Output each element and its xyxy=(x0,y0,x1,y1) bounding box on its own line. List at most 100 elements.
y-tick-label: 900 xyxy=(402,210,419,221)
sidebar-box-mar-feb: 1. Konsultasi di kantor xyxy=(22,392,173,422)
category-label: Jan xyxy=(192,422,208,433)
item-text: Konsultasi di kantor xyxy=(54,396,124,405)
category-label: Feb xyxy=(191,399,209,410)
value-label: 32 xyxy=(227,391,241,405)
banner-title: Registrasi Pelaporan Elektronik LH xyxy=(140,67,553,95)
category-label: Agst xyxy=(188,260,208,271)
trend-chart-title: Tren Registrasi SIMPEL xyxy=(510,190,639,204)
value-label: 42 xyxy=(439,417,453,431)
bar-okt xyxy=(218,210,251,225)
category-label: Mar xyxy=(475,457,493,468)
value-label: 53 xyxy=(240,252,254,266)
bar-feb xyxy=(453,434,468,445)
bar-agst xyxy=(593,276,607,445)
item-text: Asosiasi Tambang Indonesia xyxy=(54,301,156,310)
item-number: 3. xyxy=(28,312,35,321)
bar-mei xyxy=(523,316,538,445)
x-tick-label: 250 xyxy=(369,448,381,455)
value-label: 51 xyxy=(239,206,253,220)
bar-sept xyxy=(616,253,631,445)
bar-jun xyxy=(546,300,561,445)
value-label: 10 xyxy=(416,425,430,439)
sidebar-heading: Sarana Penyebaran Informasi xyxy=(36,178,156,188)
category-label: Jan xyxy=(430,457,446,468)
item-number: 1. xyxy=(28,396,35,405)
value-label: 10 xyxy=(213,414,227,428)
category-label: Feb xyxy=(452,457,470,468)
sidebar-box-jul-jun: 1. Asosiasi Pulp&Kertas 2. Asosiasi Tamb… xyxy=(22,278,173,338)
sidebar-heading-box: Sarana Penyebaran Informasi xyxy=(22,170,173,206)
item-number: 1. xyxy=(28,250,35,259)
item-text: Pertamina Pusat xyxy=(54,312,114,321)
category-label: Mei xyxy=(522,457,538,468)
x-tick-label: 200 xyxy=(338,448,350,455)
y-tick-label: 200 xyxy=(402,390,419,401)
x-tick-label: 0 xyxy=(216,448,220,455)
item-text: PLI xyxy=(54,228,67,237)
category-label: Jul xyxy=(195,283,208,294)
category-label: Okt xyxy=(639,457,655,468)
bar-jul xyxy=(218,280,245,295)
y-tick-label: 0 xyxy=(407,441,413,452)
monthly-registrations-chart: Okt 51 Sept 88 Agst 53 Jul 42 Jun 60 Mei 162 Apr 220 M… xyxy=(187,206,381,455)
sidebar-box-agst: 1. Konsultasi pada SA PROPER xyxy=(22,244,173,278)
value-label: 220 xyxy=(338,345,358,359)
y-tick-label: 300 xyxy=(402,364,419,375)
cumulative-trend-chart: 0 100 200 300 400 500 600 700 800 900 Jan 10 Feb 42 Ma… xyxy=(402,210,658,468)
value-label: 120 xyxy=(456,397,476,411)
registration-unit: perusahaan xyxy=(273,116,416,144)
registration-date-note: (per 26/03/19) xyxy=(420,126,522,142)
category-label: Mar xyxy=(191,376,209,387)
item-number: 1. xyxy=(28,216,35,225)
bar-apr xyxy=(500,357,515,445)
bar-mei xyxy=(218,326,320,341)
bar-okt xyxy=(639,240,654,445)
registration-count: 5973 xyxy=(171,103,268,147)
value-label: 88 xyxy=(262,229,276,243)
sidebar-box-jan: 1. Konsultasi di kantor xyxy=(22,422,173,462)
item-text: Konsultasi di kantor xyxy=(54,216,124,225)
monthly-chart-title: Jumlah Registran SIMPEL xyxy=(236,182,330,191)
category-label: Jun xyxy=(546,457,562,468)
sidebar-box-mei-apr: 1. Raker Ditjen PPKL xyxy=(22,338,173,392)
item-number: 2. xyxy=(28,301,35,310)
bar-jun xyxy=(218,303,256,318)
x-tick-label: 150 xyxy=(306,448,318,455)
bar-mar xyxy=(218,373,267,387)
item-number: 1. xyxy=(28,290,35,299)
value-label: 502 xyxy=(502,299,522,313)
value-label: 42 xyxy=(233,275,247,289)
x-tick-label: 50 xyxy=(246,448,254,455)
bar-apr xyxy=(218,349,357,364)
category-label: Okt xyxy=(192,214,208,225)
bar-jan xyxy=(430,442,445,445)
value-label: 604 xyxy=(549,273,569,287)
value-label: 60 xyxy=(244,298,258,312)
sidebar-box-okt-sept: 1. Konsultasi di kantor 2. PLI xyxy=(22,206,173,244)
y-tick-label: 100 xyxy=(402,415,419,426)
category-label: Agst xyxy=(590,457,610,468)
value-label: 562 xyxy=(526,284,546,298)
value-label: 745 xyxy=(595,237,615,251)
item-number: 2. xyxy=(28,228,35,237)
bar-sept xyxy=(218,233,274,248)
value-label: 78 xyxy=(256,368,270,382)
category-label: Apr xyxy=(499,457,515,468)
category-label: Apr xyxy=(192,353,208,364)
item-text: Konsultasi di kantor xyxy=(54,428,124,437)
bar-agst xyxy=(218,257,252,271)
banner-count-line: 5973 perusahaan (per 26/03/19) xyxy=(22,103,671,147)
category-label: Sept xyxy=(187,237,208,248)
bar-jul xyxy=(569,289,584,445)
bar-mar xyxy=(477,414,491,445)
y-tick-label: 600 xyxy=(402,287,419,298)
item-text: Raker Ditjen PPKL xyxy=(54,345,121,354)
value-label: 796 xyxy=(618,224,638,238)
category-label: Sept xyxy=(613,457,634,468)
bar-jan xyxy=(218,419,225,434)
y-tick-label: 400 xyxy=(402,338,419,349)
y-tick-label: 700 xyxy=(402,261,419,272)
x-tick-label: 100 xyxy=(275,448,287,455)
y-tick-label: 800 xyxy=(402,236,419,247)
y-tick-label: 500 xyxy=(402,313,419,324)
*-*-*
Return every one of the lines above word for word, leaving nothing out and changing nothing.

### FULL SOLUTION
Output each element and its xyxy=(x0,y0,x1,y1) bounding box on its own line. List at most 100 elements.
y-tick-label: 900 xyxy=(402,210,419,221)
sidebar-box-mar-feb: 1. Konsultasi di kantor xyxy=(22,392,173,422)
category-label: Jan xyxy=(192,422,208,433)
item-text: Konsultasi di kantor xyxy=(54,396,124,405)
category-label: Feb xyxy=(191,399,209,410)
value-label: 32 xyxy=(227,391,241,405)
banner-title: Registrasi Pelaporan Elektronik LH xyxy=(140,67,553,95)
category-label: Agst xyxy=(188,260,208,271)
trend-chart-title: Tren Registrasi SIMPEL xyxy=(510,190,639,204)
value-label: 42 xyxy=(439,417,453,431)
bar-okt xyxy=(218,210,251,225)
category-label: Mar xyxy=(475,457,493,468)
value-label: 53 xyxy=(240,252,254,266)
bar-feb xyxy=(453,434,468,445)
bar-agst xyxy=(593,276,607,445)
item-text: Asosiasi Tambang Indonesia xyxy=(54,301,156,310)
item-number: 3. xyxy=(28,312,35,321)
bar-mei xyxy=(523,316,538,445)
x-tick-label: 250 xyxy=(369,448,381,455)
value-label: 51 xyxy=(239,206,253,220)
bar-sept xyxy=(616,253,631,445)
bar-jun xyxy=(546,300,561,445)
value-label: 10 xyxy=(416,425,430,439)
sidebar-heading: Sarana Penyebaran Informasi xyxy=(36,178,156,188)
category-label: Jan xyxy=(430,457,446,468)
item-number: 1. xyxy=(28,396,35,405)
value-label: 10 xyxy=(213,414,227,428)
category-label: Feb xyxy=(452,457,470,468)
sidebar-box-jul-jun: 1. Asosiasi Pulp&Kertas 2. Asosiasi Tamb… xyxy=(22,278,173,338)
sidebar-heading-box: Sarana Penyebaran Informasi xyxy=(22,170,173,206)
item-number: 1. xyxy=(28,250,35,259)
item-text: Pertamina Pusat xyxy=(54,312,114,321)
category-label: Mei xyxy=(522,457,538,468)
x-tick-label: 200 xyxy=(338,448,350,455)
y-tick-label: 200 xyxy=(402,390,419,401)
x-tick-label: 0 xyxy=(216,448,220,455)
item-text: PLI xyxy=(54,228,67,237)
category-label: Jul xyxy=(195,283,208,294)
category-label: Okt xyxy=(639,457,655,468)
bar-jul xyxy=(218,280,245,295)
y-tick-label: 0 xyxy=(407,441,413,452)
monthly-registrations-chart: Okt 51 Sept 88 Agst 53 Jul 42 Jun 60 Mei 162 Apr 220 M… xyxy=(187,206,381,455)
sidebar-box-agst: 1. Konsultasi pada SA PROPER xyxy=(22,244,173,278)
value-label: 220 xyxy=(338,345,358,359)
y-tick-label: 300 xyxy=(402,364,419,375)
cumulative-trend-chart: 0 100 200 300 400 500 600 700 800 900 Jan 10 Feb 42 Ma… xyxy=(402,210,658,468)
value-label: 120 xyxy=(456,397,476,411)
registration-unit: perusahaan xyxy=(273,116,416,144)
registration-date-note: (per 26/03/19) xyxy=(420,126,522,142)
category-label: Mar xyxy=(191,376,209,387)
item-number: 1. xyxy=(28,216,35,225)
bar-apr xyxy=(500,357,515,445)
bar-mei xyxy=(218,326,320,341)
bar-okt xyxy=(639,240,654,445)
registration-count: 5973 xyxy=(171,103,268,147)
value-label: 88 xyxy=(262,229,276,243)
sidebar-box-jan: 1. Konsultasi di kantor xyxy=(22,422,173,462)
item-text: Konsultasi di kantor xyxy=(54,216,124,225)
monthly-chart-title: Jumlah Registran SIMPEL xyxy=(236,182,330,191)
category-label: Jun xyxy=(546,457,562,468)
sidebar-box-mei-apr: 1. Raker Ditjen PPKL xyxy=(22,338,173,392)
item-number: 2. xyxy=(28,301,35,310)
bar-jun xyxy=(218,303,256,318)
x-tick-label: 150 xyxy=(306,448,318,455)
bar-mar xyxy=(218,373,267,387)
item-number: 1. xyxy=(28,290,35,299)
value-label: 502 xyxy=(502,299,522,313)
value-label: 42 xyxy=(233,275,247,289)
x-tick-label: 50 xyxy=(246,448,254,455)
bar-apr xyxy=(218,349,357,364)
category-label: Okt xyxy=(192,214,208,225)
bar-jan xyxy=(430,442,445,445)
value-label: 604 xyxy=(549,273,569,287)
value-label: 60 xyxy=(244,298,258,312)
sidebar-box-okt-sept: 1. Konsultasi di kantor 2. PLI xyxy=(22,206,173,244)
y-tick-label: 100 xyxy=(402,415,419,426)
category-label: Agst xyxy=(590,457,610,468)
value-label: 562 xyxy=(526,284,546,298)
value-label: 745 xyxy=(595,237,615,251)
item-number: 2. xyxy=(28,228,35,237)
bar-sept xyxy=(218,233,274,248)
value-label: 78 xyxy=(256,368,270,382)
category-label: Apr xyxy=(499,457,515,468)
category-label: Apr xyxy=(192,353,208,364)
item-text: Konsultasi di kantor xyxy=(54,428,124,437)
bar-agst xyxy=(218,257,252,271)
banner-count-line: 5973 perusahaan (per 26/03/19) xyxy=(22,103,671,147)
category-label: Sept xyxy=(187,237,208,248)
bar-jul xyxy=(569,289,584,445)
bar-mar xyxy=(477,414,491,445)
y-tick-label: 600 xyxy=(402,287,419,298)
item-text: Raker Ditjen PPKL xyxy=(54,345,121,354)
value-label: 796 xyxy=(618,224,638,238)
category-label: Sept xyxy=(613,457,634,468)
bar-jan xyxy=(218,419,225,434)
y-tick-label: 400 xyxy=(402,338,419,349)
y-tick-label: 700 xyxy=(402,261,419,272)
x-tick-label: 100 xyxy=(275,448,287,455)
y-tick-label: 800 xyxy=(402,236,419,247)
y-tick-label: 500 xyxy=(402,313,419,324)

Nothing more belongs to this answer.